◆ Short exercise ◆
Set down the material once more, exactly as it appears.

Stored items from a collection
:::

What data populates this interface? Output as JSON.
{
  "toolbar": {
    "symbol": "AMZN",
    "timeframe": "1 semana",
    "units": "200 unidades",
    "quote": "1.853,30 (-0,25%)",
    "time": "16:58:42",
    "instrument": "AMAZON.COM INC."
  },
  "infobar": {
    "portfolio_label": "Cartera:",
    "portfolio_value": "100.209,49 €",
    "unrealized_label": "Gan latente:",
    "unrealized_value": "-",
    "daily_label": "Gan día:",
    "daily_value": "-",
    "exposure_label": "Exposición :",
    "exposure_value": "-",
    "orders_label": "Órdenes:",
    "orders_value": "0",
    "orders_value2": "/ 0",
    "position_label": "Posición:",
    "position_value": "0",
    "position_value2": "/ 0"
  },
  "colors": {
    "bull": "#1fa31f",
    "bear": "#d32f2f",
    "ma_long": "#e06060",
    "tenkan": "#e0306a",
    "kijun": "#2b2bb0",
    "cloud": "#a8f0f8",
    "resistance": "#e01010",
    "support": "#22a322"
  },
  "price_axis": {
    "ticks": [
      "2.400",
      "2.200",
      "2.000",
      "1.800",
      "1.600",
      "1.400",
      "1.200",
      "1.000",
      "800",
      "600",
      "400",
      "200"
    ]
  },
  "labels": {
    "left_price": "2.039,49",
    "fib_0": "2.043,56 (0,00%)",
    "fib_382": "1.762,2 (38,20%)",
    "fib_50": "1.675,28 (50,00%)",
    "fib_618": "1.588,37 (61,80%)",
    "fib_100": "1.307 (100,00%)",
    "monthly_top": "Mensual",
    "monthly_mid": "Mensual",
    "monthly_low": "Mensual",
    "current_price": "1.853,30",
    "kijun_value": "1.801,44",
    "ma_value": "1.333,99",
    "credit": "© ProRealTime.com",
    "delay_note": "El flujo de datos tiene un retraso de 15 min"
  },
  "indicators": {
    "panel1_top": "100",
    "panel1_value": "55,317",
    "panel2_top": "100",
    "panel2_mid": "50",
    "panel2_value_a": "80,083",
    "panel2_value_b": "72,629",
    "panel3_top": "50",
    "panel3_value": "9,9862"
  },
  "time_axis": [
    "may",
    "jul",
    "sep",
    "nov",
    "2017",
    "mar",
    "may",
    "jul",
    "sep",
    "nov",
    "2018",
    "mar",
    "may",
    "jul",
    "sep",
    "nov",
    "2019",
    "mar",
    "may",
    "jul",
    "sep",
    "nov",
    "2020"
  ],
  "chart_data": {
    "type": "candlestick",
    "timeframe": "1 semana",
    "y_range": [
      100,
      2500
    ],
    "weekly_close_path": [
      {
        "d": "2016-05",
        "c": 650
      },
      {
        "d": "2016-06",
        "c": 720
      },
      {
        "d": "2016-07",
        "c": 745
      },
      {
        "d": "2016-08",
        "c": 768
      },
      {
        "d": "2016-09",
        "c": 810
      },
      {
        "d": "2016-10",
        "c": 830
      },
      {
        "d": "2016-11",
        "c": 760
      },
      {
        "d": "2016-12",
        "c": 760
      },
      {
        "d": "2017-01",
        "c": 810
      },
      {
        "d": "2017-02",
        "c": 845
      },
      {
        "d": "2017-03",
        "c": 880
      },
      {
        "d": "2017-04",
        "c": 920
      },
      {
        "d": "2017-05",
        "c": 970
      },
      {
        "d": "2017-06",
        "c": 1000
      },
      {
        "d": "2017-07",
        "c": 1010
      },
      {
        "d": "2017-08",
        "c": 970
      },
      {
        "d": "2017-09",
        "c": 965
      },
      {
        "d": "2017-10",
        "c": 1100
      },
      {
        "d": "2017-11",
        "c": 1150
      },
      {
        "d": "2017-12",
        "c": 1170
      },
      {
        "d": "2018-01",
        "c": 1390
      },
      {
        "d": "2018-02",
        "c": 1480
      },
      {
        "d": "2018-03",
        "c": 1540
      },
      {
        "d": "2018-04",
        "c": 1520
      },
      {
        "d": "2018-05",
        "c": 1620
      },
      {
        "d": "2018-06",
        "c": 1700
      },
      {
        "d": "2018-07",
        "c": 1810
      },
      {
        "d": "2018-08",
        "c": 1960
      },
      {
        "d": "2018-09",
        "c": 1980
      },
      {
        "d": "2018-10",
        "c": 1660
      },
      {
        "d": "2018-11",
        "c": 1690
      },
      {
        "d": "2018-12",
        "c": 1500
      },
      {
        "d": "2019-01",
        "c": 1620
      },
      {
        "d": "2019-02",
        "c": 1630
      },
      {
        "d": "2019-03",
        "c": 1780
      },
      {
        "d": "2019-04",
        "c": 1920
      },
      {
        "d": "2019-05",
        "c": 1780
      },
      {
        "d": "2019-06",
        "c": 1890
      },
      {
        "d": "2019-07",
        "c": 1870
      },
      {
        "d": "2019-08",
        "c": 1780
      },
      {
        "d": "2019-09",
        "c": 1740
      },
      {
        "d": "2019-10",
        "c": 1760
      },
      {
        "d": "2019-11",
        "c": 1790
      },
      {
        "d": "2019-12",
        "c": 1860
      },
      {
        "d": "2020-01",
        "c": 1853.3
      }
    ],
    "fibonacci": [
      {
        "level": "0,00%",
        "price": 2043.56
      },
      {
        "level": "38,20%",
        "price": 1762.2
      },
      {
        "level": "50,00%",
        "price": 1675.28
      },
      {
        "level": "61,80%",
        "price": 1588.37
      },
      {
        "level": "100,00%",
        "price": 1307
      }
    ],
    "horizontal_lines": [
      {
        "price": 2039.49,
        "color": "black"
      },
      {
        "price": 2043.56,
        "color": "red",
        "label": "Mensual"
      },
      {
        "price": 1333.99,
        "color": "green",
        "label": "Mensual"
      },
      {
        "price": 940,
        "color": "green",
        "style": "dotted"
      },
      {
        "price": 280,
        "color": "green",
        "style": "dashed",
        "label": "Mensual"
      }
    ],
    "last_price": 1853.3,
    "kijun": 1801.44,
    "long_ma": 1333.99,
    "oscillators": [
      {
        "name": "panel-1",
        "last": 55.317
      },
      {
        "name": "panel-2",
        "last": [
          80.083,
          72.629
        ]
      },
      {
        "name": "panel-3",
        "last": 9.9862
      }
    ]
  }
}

:::

◆ Exercise result ◆
What data populates this interface? Output as JSON.
{
  "toolbar": {
    "symbol": "AMZN",
    "timeframe": "1 semana",
    "units": "200 unidades",
    "quote": "1.853,30 (-0,25%)",
    "time": "16:58:42",
    "instrument": "AMAZON.COM INC."
  },
  "infobar": {
    "portfolio_label": "Cartera:",
    "portfolio_value": "100.209,49 €",
    "unrealized_label": "Gan latente:",
    "unrealized_value": "-",
    "daily_label": "Gan día:",
    "daily_value": "-",
    "exposure_label": "Exposición :",
    "exposure_value": "-",
    "orders_label": "Órdenes:",
    "orders_value": "0",
    "orders_value2": "/ 0",
    "position_label": "Posición:",
    "position_value": "0",
    "position_value2": "/ 0"
  },
  "colors": {
    "bull": "#1fa31f",
    "bear": "#d32f2f",
    "ma_long": "#e06060",
    "tenkan": "#e0306a",
    "kijun": "#2b2bb0",
    "cloud": "#a8f0f8",
    "resistance": "#e01010",
    "support": "#22a322"
  },
  "price_axis": {
    "ticks": [
      "2.400",
      "2.200",
      "2.000",
      "1.800",
      "1.600",
      "1.400",
      "1.200",
      "1.000",
      "800",
      "600",
      "400",
      "200"
    ]
  },
  "labels": {
    "left_price": "2.039,49",
    "fib_0": "2.043,56 (0,00%)",
    "fib_382": "1.762,2 (38,20%)",
    "fib_50": "1.675,28 (50,00%)",
    "fib_618": "1.588,37 (61,80%)",
    "fib_100": "1.307 (100,00%)",
    "monthly_top": "Mensual",
    "monthly_mid": "Mensual",
    "monthly_low": "Mensual",
    "current_price": "1.853,30",
    "kijun_value": "1.801,44",
    "ma_value": "1.333,99",
    "credit": "© ProRealTime.com",
    "delay_note": "El flujo de datos tiene un retraso de 15 min"
  },
  "indicators": {
    "panel1_top": "100",
    "panel1_value": "55,317",
    "panel2_top": "100",
    "panel2_mid": "50",
    "panel2_value_a": "80,083",
    "panel2_value_b": "72,629",
    "panel3_top": "50",
    "panel3_value": "9,9862"
  },
  "time_axis": [
    "may",
    "jul",
    "sep",
    "nov",
    "2017",
    "mar",
    "may",
    "jul",
    "sep",
    "nov",
    "2018",
    "mar",
    "may",
    "jul",
    "sep",
    "nov",
    "2019",
    "mar",
    "may",
    "jul",
    "sep",
    "nov",
    "2020"
  ],
  "chart_data": {
    "type": "candlestick",
    "timeframe": "1 semana",
    "y_range": [
      100,
      2500
    ],
    "weekly_close_path": [
      {
        "d": "2016-05",
        "c": 650
      },
      {
        "d": "2016-06",
        "c": 720
      },
      {
        "d": "2016-07",
        "c": 745
      },
      {
        "d": "2016-08",
        "c": 768
      },
      {
        "d": "2016-09",
        "c": 810
      },
      {
        "d": "2016-10",
        "c": 830
      },
      {
        "d": "2016-11",
        "c": 760
      },
      {
        "d": "2016-12",
        "c": 760
      },
      {
        "d": "2017-01",
        "c": 810
      },
      {
        "d": "2017-02",
        "c": 845
      },
      {
        "d": "2017-03",
        "c": 880
      },
      {
        "d": "2017-04",
        "c": 920
      },
      {
        "d": "2017-05",
        "c": 970
      },
      {
        "d": "2017-06",
        "c": 1000
      },
      {
        "d": "2017-07",
        "c": 1010
      },
      {
        "d": "2017-08",
        "c": 970
      },
      {
        "d": "2017-09",
        "c": 965
      },
      {
        "d": "2017-10",
        "c": 1100
      },
      {
        "d": "2017-11",
        "c": 1150
      },
      {
        "d": "2017-12",
        "c": 1170
      },
      {
        "d": "2018-01",
        "c": 1390
      },
      {
        "d": "2018-02",
        "c": 1480
      },
      {
        "d": "2018-03",
        "c": 1540
      },
      {
        "d": "2018-04",
        "c": 1520
      },
      {
        "d": "2018-05",
        "c": 1620
      },
      {
        "d": "2018-06",
        "c": 1700
      },
      {
        "d": "2018-07",
        "c": 1810
      },
      {
        "d": "2018-08",
        "c": 1960
      },
      {
        "d": "2018-09",
        "c": 1980
      },
      {
        "d": "2018-10",
        "c": 1660
      },
      {
        "d": "2018-11",
        "c": 1690
      },
      {
        "d": "2018-12",
        "c": 1500
      },
      {
        "d": "2019-01",
        "c": 1620
      },
      {
        "d": "2019-02",
        "c": 1630
      },
      {
        "d": "2019-03",
        "c": 1780
      },
      {
        "d": "2019-04",
        "c": 1920
      },
      {
        "d": "2019-05",
        "c": 1780
      },
      {
        "d": "2019-06",
        "c": 1890
      },
      {
        "d": "2019-07",
        "c": 1870
      },
      {
        "d": "2019-08",
        "c": 1780
      },
      {
        "d": "2019-09",
        "c": 1740
      },
      {
        "d": "2019-10",
        "c": 1760
      },
      {
        "d": "2019-11",
        "c": 1790
      },
      {
        "d": "2019-12",
        "c": 1860
      },
      {
        "d": "2020-01",
        "c": 1853.3
      }
    ],
    "fibonacci": [
      {
        "level": "0,00%",
        "price": 2043.56
      },
      {
        "level": "38,20%",
        "price": 1762.2
      },
      {
        "level": "50,00%",
        "price": 1675.28
      },
      {
        "level": "61,80%",
        "price": 1588.37
      },
      {
        "level": "100,00%",
        "price": 1307
      }
    ],
    "horizontal_lines": [
      {
        "price": 2039.49,
        "color": "black"
      },
      {
        "price": 2043.56,
        "color": "red",
        "label": "Mensual"
      },
      {
        "price": 1333.99,
        "color": "green",
        "label": "Mensual"
      },
      {
        "price": 940,
        "color": "green",
        "style": "dotted"
      },
      {
        "price": 280,
        "color": "green",
        "style": "dashed",
        "label": "Mensual"
      }
    ],
    "last_price": 1853.3,
    "kijun": 1801.44,
    "long_ma": 1333.99,
    "oscillators": [
      {
        "name": "panel-1",
        "last": 55.317
      },
      {
        "name": "panel-2",
        "last": [
          80.083,
          72.629
        ]
      },
      {
        "name": "panel-3",
        "last": 9.9862
      }
    ]
  }
}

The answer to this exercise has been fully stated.